▶ [EXERCISE AIM] Repeat every record exactly, but keep images out of the copy.

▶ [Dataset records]

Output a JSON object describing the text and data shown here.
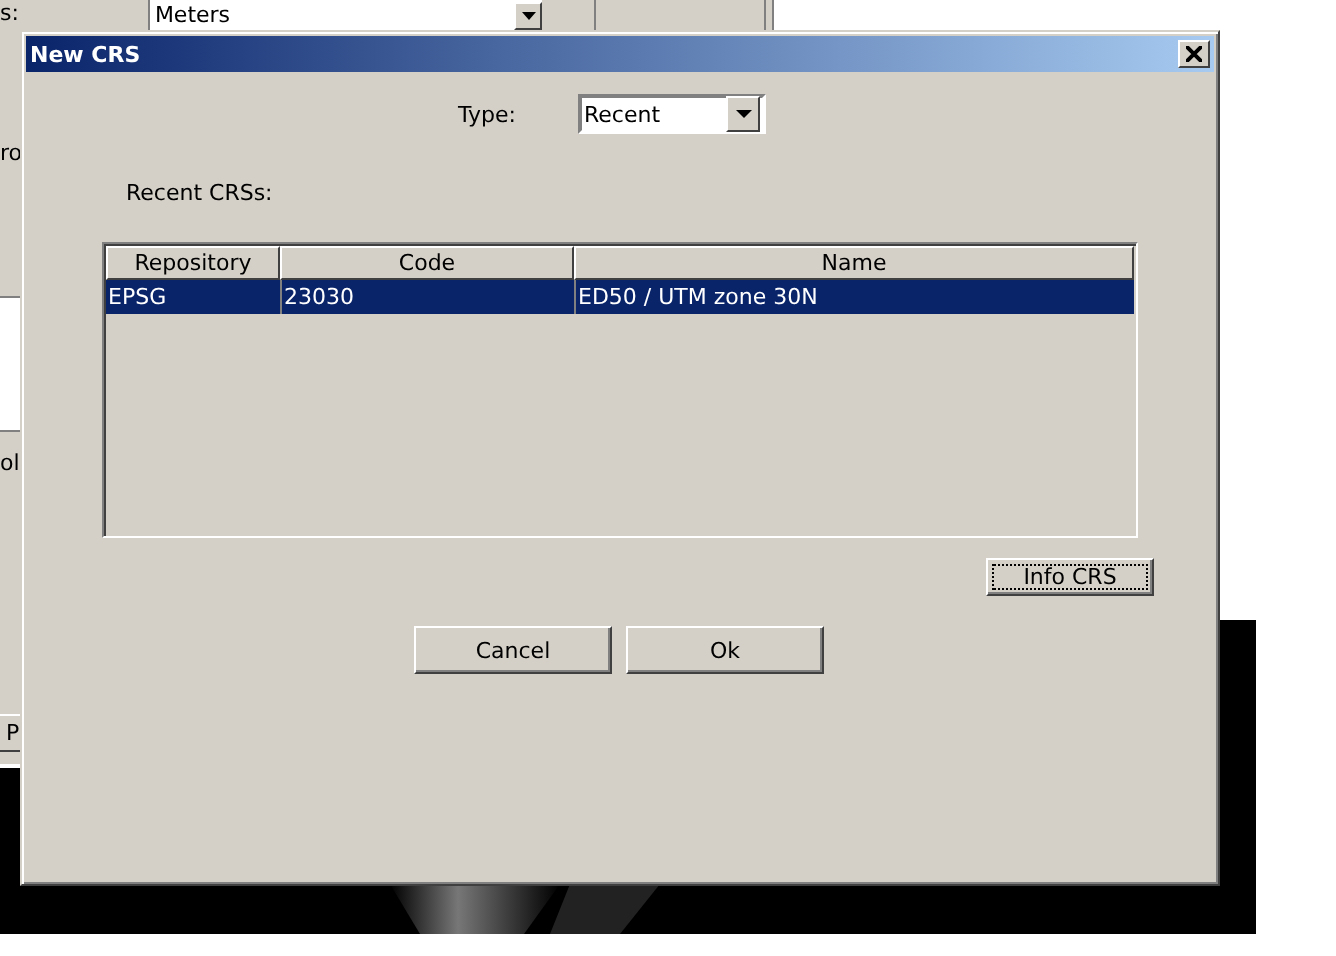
{
  "parent_window": {
    "units_label": "s:",
    "units_value": "Meters",
    "label_2": "ro",
    "label_3": "ol",
    "button": "P"
  },
  "dialog": {
    "title": "New CRS",
    "type_label": "Type:",
    "type_value": "Recent",
    "list_label": "Recent CRSs:",
    "table": {
      "columns": [
        "Repository",
        "Code",
        "Name"
      ],
      "rows": [
        {
          "cells": [
            "EPSG",
            "23030",
            "ED50 / UTM zone 30N"
          ],
          "selected": true
        }
      ]
    },
    "info_button": {
      "label": "Info CRS",
      "focused": true
    },
    "buttons": [
      {
        "label": "Cancel",
        "focused": false
      },
      {
        "label": "Ok",
        "focused": false
      }
    ]
  }
}
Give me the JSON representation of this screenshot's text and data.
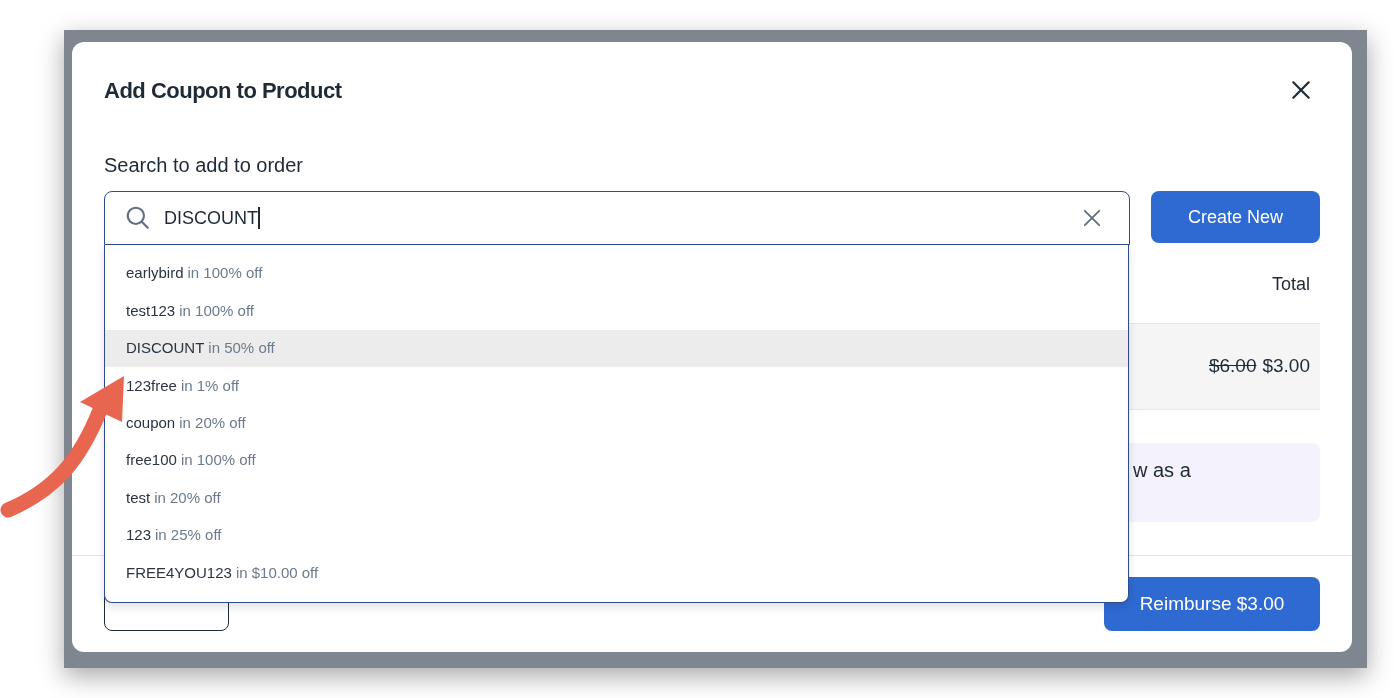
{
  "dialog": {
    "title": "Add Coupon to Product",
    "search_label": "Search to add to order",
    "search": {
      "value": "DISCOUNT"
    },
    "create_button": "Create New",
    "table": {
      "columns": [
        "Total"
      ],
      "row": {
        "original_price": "$6.00",
        "price": "$3.00"
      }
    },
    "note": "w as a",
    "reimburse_button": "Reimburse $3.00"
  },
  "dropdown": {
    "items": [
      {
        "code": "earlybird",
        "detail": "in 100% off",
        "selected": false
      },
      {
        "code": "test123",
        "detail": "in 100% off",
        "selected": false
      },
      {
        "code": "DISCOUNT",
        "detail": "in 50% off",
        "selected": true
      },
      {
        "code": "123free",
        "detail": "in 1% off",
        "selected": false
      },
      {
        "code": "coupon",
        "detail": "in 20% off",
        "selected": false
      },
      {
        "code": "free100",
        "detail": "in 100% off",
        "selected": false
      },
      {
        "code": "test",
        "detail": "in 20% off",
        "selected": false
      },
      {
        "code": "123",
        "detail": "in 25% off",
        "selected": false
      },
      {
        "code": "FREE4YOU123",
        "detail": "in $10.00 off",
        "selected": false
      }
    ]
  }
}
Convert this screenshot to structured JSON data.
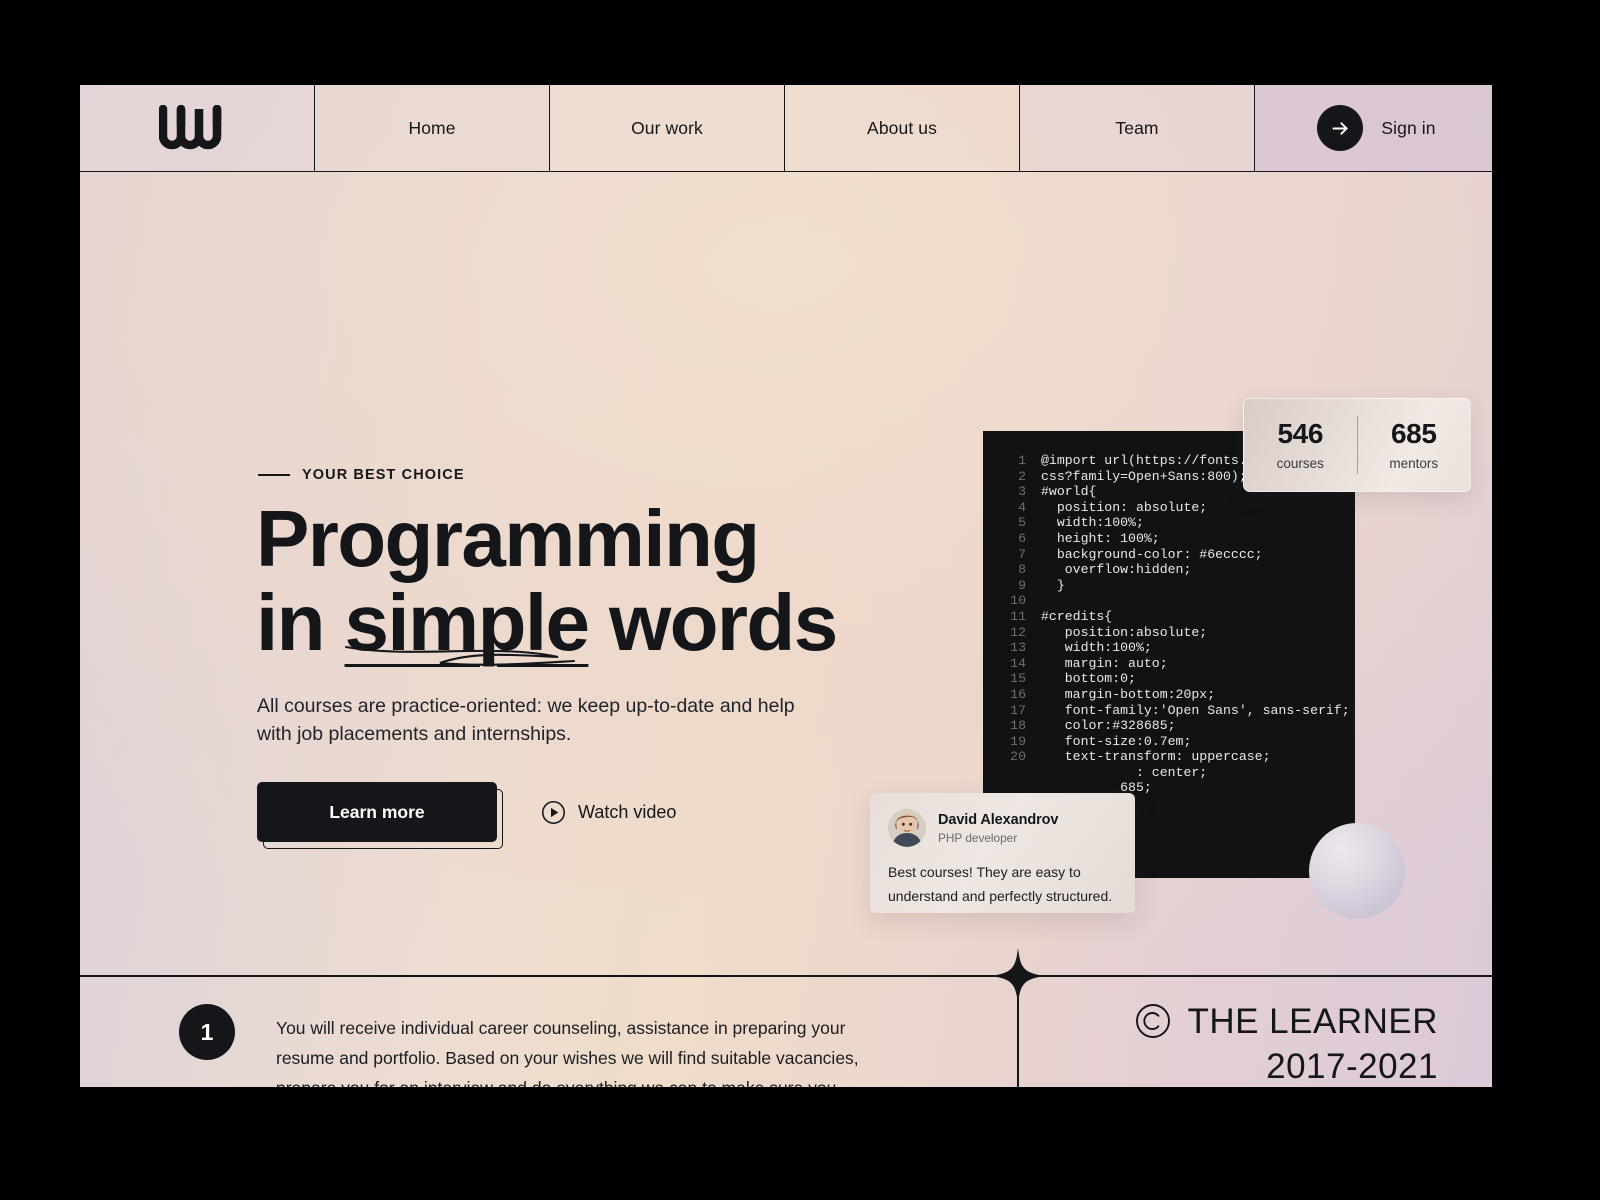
{
  "theme": {
    "ink": "#15161a",
    "code_bg": "#121214",
    "nav_signin_bg": "#d6c3d4"
  },
  "nav": {
    "logo_name": "wavy-w-logo",
    "items": [
      {
        "label": "Home",
        "name": "nav-item-home"
      },
      {
        "label": "Our work",
        "name": "nav-item-our-work"
      },
      {
        "label": "About us",
        "name": "nav-item-about-us"
      },
      {
        "label": "Team",
        "name": "nav-item-team"
      }
    ],
    "signin_label": "Sign in",
    "signin_icon": "arrow-right-icon"
  },
  "hero": {
    "eyebrow": "YOUR BEST CHOICE",
    "headline_line1": "Programming",
    "headline_line2_pre": "in ",
    "headline_line2_emphasis": "simple",
    "headline_line2_post": " words",
    "subtext": "All courses are practice-oriented: we keep up-to-date and help with job placements and internships.",
    "primary_cta": "Learn more",
    "secondary_cta": "Watch video",
    "secondary_cta_icon": "play-circle-icon"
  },
  "stats": {
    "items": [
      {
        "value": "546",
        "label": "courses"
      },
      {
        "value": "685",
        "label": "mentors"
      }
    ]
  },
  "code": {
    "lines": [
      {
        "n": "1",
        "text": "@import url(https://fonts.g"
      },
      {
        "n": "2",
        "text": "css?family=Open+Sans:800);"
      },
      {
        "n": "",
        "text": ""
      },
      {
        "n": "3",
        "text": "#world{"
      },
      {
        "n": "4",
        "text": "  position: absolute;"
      },
      {
        "n": "5",
        "text": "  width:100%;"
      },
      {
        "n": "6",
        "text": "  height: 100%;"
      },
      {
        "n": "7",
        "text": "  background-color: #6ecccc;"
      },
      {
        "n": "8",
        "text": "   overflow:hidden;"
      },
      {
        "n": "9",
        "text": "  }"
      },
      {
        "n": "10",
        "text": ""
      },
      {
        "n": "11",
        "text": "#credits{"
      },
      {
        "n": "12",
        "text": "   position:absolute;"
      },
      {
        "n": "13",
        "text": "   width:100%;"
      },
      {
        "n": "14",
        "text": "   margin: auto;"
      },
      {
        "n": "15",
        "text": "   bottom:0;"
      },
      {
        "n": "16",
        "text": "   margin-bottom:20px;"
      },
      {
        "n": "17",
        "text": "   font-family:'Open Sans', sans-serif;"
      },
      {
        "n": "18",
        "text": "   color:#328685;"
      },
      {
        "n": "19",
        "text": "   font-size:0.7em;"
      },
      {
        "n": "20",
        "text": "   text-transform: uppercase;"
      },
      {
        "n": "",
        "text": "            : center;"
      },
      {
        "n": "",
        "text": ""
      },
      {
        "n": "",
        "text": ""
      },
      {
        "n": "",
        "text": "          685;"
      }
    ]
  },
  "testimonial": {
    "avatar_name": "avatar-david-alexandrov",
    "name": "David Alexandrov",
    "role": "PHP developer",
    "quote": "Best courses! They are easy to understand and perfectly structured."
  },
  "footer": {
    "step_number": "1",
    "text": "You will receive individual career counseling, assistance in preparing your resume and portfolio. Based on your wishes we will find suitable vacancies, prepare you for an interview and do everything we can to make sure you",
    "copyright_icon": "copyright-icon",
    "brand": "THE LEARNER",
    "years": "2017-2021",
    "sparkle_icon": "four-point-star-icon"
  }
}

▶ [FINISHED ANSWER]
Output a JSON object describing the text and data shown here.
{
  "parent_window": {
    "units_label": "s:",
    "units_value": "Meters",
    "label_2": "ro",
    "label_3": "ol",
    "button": "P"
  },
  "dialog": {
    "title": "New CRS",
    "type_label": "Type:",
    "type_value": "Recent",
    "list_label": "Recent CRSs:",
    "table": {
      "columns": [
        "Repository",
        "Code",
        "Name"
      ],
      "rows": [
        {
          "cells": [
            "EPSG",
            "23030",
            "ED50 / UTM zone 30N"
          ],
          "selected": true
        }
      ]
    },
    "info_button": {
      "label": "Info CRS",
      "focused": true
    },
    "buttons": [
      {
        "label": "Cancel",
        "focused": false
      },
      {
        "label": "Ok",
        "focused": false
      }
    ]
  }
}
Give me the JSON representation of this screenshot's text and data.
{
  "dialog": {
    "title": "Add Coupon to Product",
    "search_label": "Search to add to order",
    "search": {
      "value": "DISCOUNT"
    },
    "create_button": "Create New",
    "table": {
      "columns": [
        "Total"
      ],
      "row": {
        "original_price": "$6.00",
        "price": "$3.00"
      }
    },
    "note": "w as a",
    "reimburse_button": "Reimburse $3.00"
  },
  "dropdown": {
    "items": [
      {
        "code": "earlybird",
        "detail": "in 100% off",
        "selected": false
      },
      {
        "code": "test123",
        "detail": "in 100% off",
        "selected": false
      },
      {
        "code": "DISCOUNT",
        "detail": "in 50% off",
        "selected": true
      },
      {
        "code": "123free",
        "detail": "in 1% off",
        "selected": false
      },
      {
        "code": "coupon",
        "detail": "in 20% off",
        "selected": false
      },
      {
        "code": "free100",
        "detail": "in 100% off",
        "selected": false
      },
      {
        "code": "test",
        "detail": "in 20% off",
        "selected": false
      },
      {
        "code": "123",
        "detail": "in 25% off",
        "selected": false
      },
      {
        "code": "FREE4YOU123",
        "detail": "in $10.00 off",
        "selected": false
      }
    ]
  }
}
Convert this screenshot to structured JSON data.
{
  "theme": {
    "ink": "#15161a",
    "code_bg": "#121214",
    "nav_signin_bg": "#d6c3d4"
  },
  "nav": {
    "logo_name": "wavy-w-logo",
    "items": [
      {
        "label": "Home",
        "name": "nav-item-home"
      },
      {
        "label": "Our work",
        "name": "nav-item-our-work"
      },
      {
        "label": "About us",
        "name": "nav-item-about-us"
      },
      {
        "label": "Team",
        "name": "nav-item-team"
      }
    ],
    "signin_label": "Sign in",
    "signin_icon": "arrow-right-icon"
  },
  "hero": {
    "eyebrow": "YOUR BEST CHOICE",
    "headline_line1": "Programming",
    "headline_line2_pre": "in ",
    "headline_line2_emphasis": "simple",
    "headline_line2_post": " words",
    "subtext": "All courses are practice-oriented: we keep up-to-date and help with job placements and internships.",
    "primary_cta": "Learn more",
    "secondary_cta": "Watch video",
    "secondary_cta_icon": "play-circle-icon"
  },
  "stats": {
    "items": [
      {
        "value": "546",
        "label": "courses"
      },
      {
        "value": "685",
        "label": "mentors"
      }
    ]
  },
  "code": {
    "lines": [
      {
        "n": "1",
        "text": "@import url(https://fonts.g"
      },
      {
        "n": "2",
        "text": "css?family=Open+Sans:800);"
      },
      {
        "n": "",
        "text": ""
      },
      {
        "n": "3",
        "text": "#world{"
      },
      {
        "n": "4",
        "text": "  position: absolute;"
      },
      {
        "n": "5",
        "text": "  width:100%;"
      },
      {
        "n": "6",
        "text": "  height: 100%;"
      },
      {
        "n": "7",
        "text": "  background-color: #6ecccc;"
      },
      {
        "n": "8",
        "text": "   overflow:hidden;"
      },
      {
        "n": "9",
        "text": "  }"
      },
      {
        "n": "10",
        "text": ""
      },
      {
        "n": "11",
        "text": "#credits{"
      },
      {
        "n": "12",
        "text": "   position:absolute;"
      },
      {
        "n": "13",
        "text": "   width:100%;"
      },
      {
        "n": "14",
        "text": "   margin: auto;"
      },
      {
        "n": "15",
        "text": "   bottom:0;"
      },
      {
        "n": "16",
        "text": "   margin-bottom:20px;"
      },
      {
        "n": "17",
        "text": "   font-family:'Open Sans', sans-serif;"
      },
      {
        "n": "18",
        "text": "   color:#328685;"
      },
      {
        "n": "19",
        "text": "   font-size:0.7em;"
      },
      {
        "n": "20",
        "text": "   text-transform: uppercase;"
      },
      {
        "n": "",
        "text": "            : center;"
      },
      {
        "n": "",
        "text": ""
      },
      {
        "n": "",
        "text": ""
      },
      {
        "n": "",
        "text": "          685;"
      }
    ]
  },
  "testimonial": {
    "avatar_name": "avatar-david-alexandrov",
    "name": "David Alexandrov",
    "role": "PHP developer",
    "quote": "Best courses! They are easy to understand and perfectly structured."
  },
  "footer": {
    "step_number": "1",
    "text": "You will receive individual career counseling, assistance in preparing your resume and portfolio. Based on your wishes we will find suitable vacancies, prepare you for an interview and do everything we can to make sure you",
    "copyright_icon": "copyright-icon",
    "brand": "THE LEARNER",
    "years": "2017-2021",
    "sparkle_icon": "four-point-star-icon"
  }
}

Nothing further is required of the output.